(Dataset rows)

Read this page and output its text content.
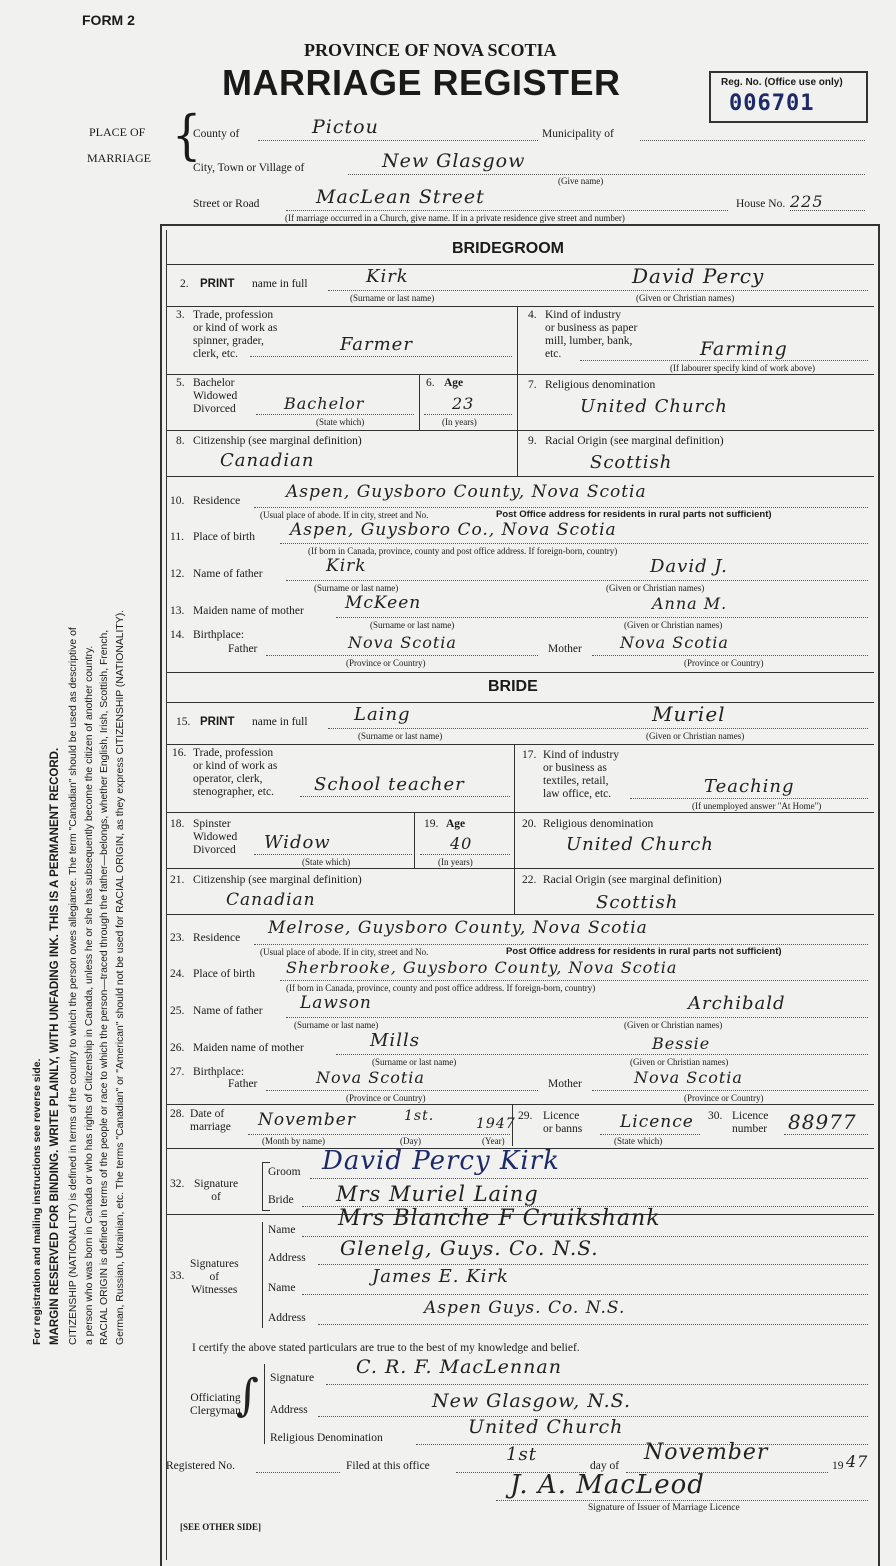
FORM 2
PROVINCE OF NOVA SCOTIA
MARRIAGE REGISTER	Reg. No. (Office use only)
006701
PLACE OF
MARRIAGE {
County of	Pictou	Municipality of
City, Town or Village of	New Glasgow
(Give name)
Street or Road	MacLean Street	House No. 225
(If marriage occurred in a Church, give name. If in a private residence give street and number)
For registration and mailing instructions see reverse side. MARGIN RESERVED FOR BINDING. WRITE PLAINLY, WITH UNFADING INK. THIS IS A PERMANENT RECORD. CITIZENSHIP (NATIONALITY) is defined in terms of the country to which the person owes allegiance. The term "Canadian" should be used as descriptive of a person who was born in Canada or who has rights of Citizenship in Canada, unless he or she has subsequently become the citizen of another country. RACIAL ORIGIN is defined in terms of the people or race to which the person—traced through the father—belongs, whether English, Irish, Scottish, French, German, Russian, Ukrainian, etc. The terms "Canadian" or "American" should not be used for RACIAL ORIGIN, as they express CITIZENSHIP (NATIONALITY).
BRIDEGROOM
2. PRINT name in full	Kirk	David Percy
(Surname or last name)	(Given or Christian names)
3. Trade, profession
or kind of work as
spinner, grader,
clerk, etc.	Farmer
4. Kind of industry
or business as paper
mill, lumber, bank,
etc.	Farming
(If labourer specify kind of work above)
5. Bachelor
Widowed
Divorced	Bachelor
(State which)
6. Age
23
(In years)
7. Religious denomination
United Church
8. Citizenship (see marginal definition)
Canadian
9. Racial Origin (see marginal definition)
Scottish
10. Residence	Aspen, Guysboro County, Nova Scotia
(Usual place of abode. If in city, street and No.	Post Office address for residents in rural parts not sufficient)
11. Place of birth Aspen, Guysboro Co., Nova Scotia
(If born in Canada, province, county and post office address. If foreign-born, country)
12. Name of father	Kirk	David J.
(Surname or last name)	(Given or Christian names)
13. Maiden name of mother McKeen	Anna M.
(Surname or last name)	(Given or Christian names)
14. Birthplace:
Father	Nova Scotia	Mother Nova Scotia
(Province or Country)	(Province or Country)
BRIDE
15. PRINT name in full	Laing	Muriel
(Surname or last name)	(Given or Christian names)
16. Trade, profession
or kind of work as
operator, clerk,
stenographer, etc. School teacher
17. Kind of industry
or business as
textiles, retail,
law office, etc.	Teaching
(If unemployed answer "At Home")
18. Spinster
Widowed
Divorced Widow
(State which)
19. Age
40
(In years)
20. Religious denomination
United Church
21. Citizenship (see marginal definition)
Canadian
22. Racial Origin (see marginal definition)
Scottish
23. Residence Melrose, Guysboro County, Nova Scotia
(Usual place of abode. If in city, street and No.	Post Office address for residents in rural parts not sufficient)
24. Place of birth Sherbrooke, Guysboro County, Nova Scotia
(If born in Canada, province, county and post office address. If foreign-born, country)
25. Name of father Lawson	Archibald
(Surname or last name)	(Given or Christian names)
26. Maiden name of mother	Mills	Bessie
(Surname or last name)	(Given or Christian names)
27. Birthplace:
Father	Nova Scotia	Mother	Nova Scotia
(Province or Country)	(Province or Country)
28. Date of
marriage November	1st.	1947
(Month by name)	(Day)	(Year)
29. Licence
or banns Licence
(State which)
30. Licence
number 88977
32. Signature
of
Groom David Percy Kirk
Bride Mrs Muriel Laing
33.
Signatures
of
Witnesses
Name Mrs Blanche F Cruikshank
Address Glenelg, Guys. Co. N.S.
Name
James E. Kirk
Address	Aspen Guys. Co. N.S.
I certify the above stated particulars are true to the best of my knowledge and belief.
Officiating
Clergyman
Signature C. R. F. MacLennan
Address	New Glasgow, N.S.
Religious Denomination	United Church
∫
Registered No.	Filed at this office
1st
day of
November
19 47
J. A. MacLeod
Signature of Issuer of Marriage Licence
[SEE OTHER SIDE]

(Task objective)
Word for word, quote the full listing, omitting every picture.

(Exercise result)
Read this page and output its text content.
FORM 2
PROVINCE OF NOVA SCOTIA
MARRIAGE REGISTER	Reg. No. (Office use only)
006701
PLACE OF
MARRIAGE {
County of	Pictou	Municipality of
City, Town or Village of	New Glasgow
(Give name)
Street or Road	MacLean Street	House No. 225
(If marriage occurred in a Church, give name. If in a private residence give street and number)
For registration and mailing instructions see reverse side. MARGIN RESERVED FOR BINDING. WRITE PLAINLY, WITH UNFADING INK. THIS IS A PERMANENT RECORD. CITIZENSHIP (NATIONALITY) is defined in terms of the country to which the person owes allegiance. The term "Canadian" should be used as descriptive of a person who was born in Canada or who has rights of Citizenship in Canada, unless he or she has subsequently become the citizen of another country. RACIAL ORIGIN is defined in terms of the people or race to which the person—traced through the father—belongs, whether English, Irish, Scottish, French, German, Russian, Ukrainian, etc. The terms "Canadian" or "American" should not be used for RACIAL ORIGIN, as they express CITIZENSHIP (NATIONALITY).
BRIDEGROOM
2. PRINT name in full	Kirk	David Percy
(Surname or last name)	(Given or Christian names)
3. Trade, profession
or kind of work as
spinner, grader,
clerk, etc.	Farmer
4. Kind of industry
or business as paper
mill, lumber, bank,
etc.	Farming
(If labourer specify kind of work above)
5. Bachelor
Widowed
Divorced	Bachelor
(State which)
6. Age
23
(In years)
7. Religious denomination
United Church
8. Citizenship (see marginal definition)
Canadian
9. Racial Origin (see marginal definition)
Scottish
10. Residence	Aspen, Guysboro County, Nova Scotia
(Usual place of abode. If in city, street and No.	Post Office address for residents in rural parts not sufficient)
11. Place of birth Aspen, Guysboro Co., Nova Scotia
(If born in Canada, province, county and post office address. If foreign-born, country)
12. Name of father	Kirk	David J.
(Surname or last name)	(Given or Christian names)
13. Maiden name of mother McKeen	Anna M.
(Surname or last name)	(Given or Christian names)
14. Birthplace:
Father	Nova Scotia	Mother Nova Scotia
(Province or Country)	(Province or Country)
BRIDE
15. PRINT name in full	Laing	Muriel
(Surname or last name)	(Given or Christian names)
16. Trade, profession
or kind of work as
operator, clerk,
stenographer, etc. School teacher
17. Kind of industry
or business as
textiles, retail,
law office, etc.	Teaching
(If unemployed answer "At Home")
18. Spinster
Widowed
Divorced Widow
(State which)
19. Age
40
(In years)
20. Religious denomination
United Church
21. Citizenship (see marginal definition)
Canadian
22. Racial Origin (see marginal definition)
Scottish
23. Residence Melrose, Guysboro County, Nova Scotia
(Usual place of abode. If in city, street and No.	Post Office address for residents in rural parts not sufficient)
24. Place of birth Sherbrooke, Guysboro County, Nova Scotia
(If born in Canada, province, county and post office address. If foreign-born, country)
25. Name of father Lawson	Archibald
(Surname or last name)	(Given or Christian names)
26. Maiden name of mother	Mills	Bessie
(Surname or last name)	(Given or Christian names)
27. Birthplace:
Father	Nova Scotia	Mother	Nova Scotia
(Province or Country)	(Province or Country)
28. Date of
marriage November	1st.	1947
(Month by name)	(Day)	(Year)
29. Licence
or banns Licence
(State which)
30. Licence
number 88977
32. Signature
of
Groom David Percy Kirk
Bride Mrs Muriel Laing
33.
Signatures
of
Witnesses
Name Mrs Blanche F Cruikshank
Address Glenelg, Guys. Co. N.S.
Name
James E. Kirk
Address	Aspen Guys. Co. N.S.
I certify the above stated particulars are true to the best of my knowledge and belief.
Officiating
Clergyman
Signature C. R. F. MacLennan
Address	New Glasgow, N.S.
Religious Denomination	United Church
∫
Registered No.	Filed at this office
1st
day of
November
19 47
J. A. MacLeod
Signature of Issuer of Marriage Licence
[SEE OTHER SIDE]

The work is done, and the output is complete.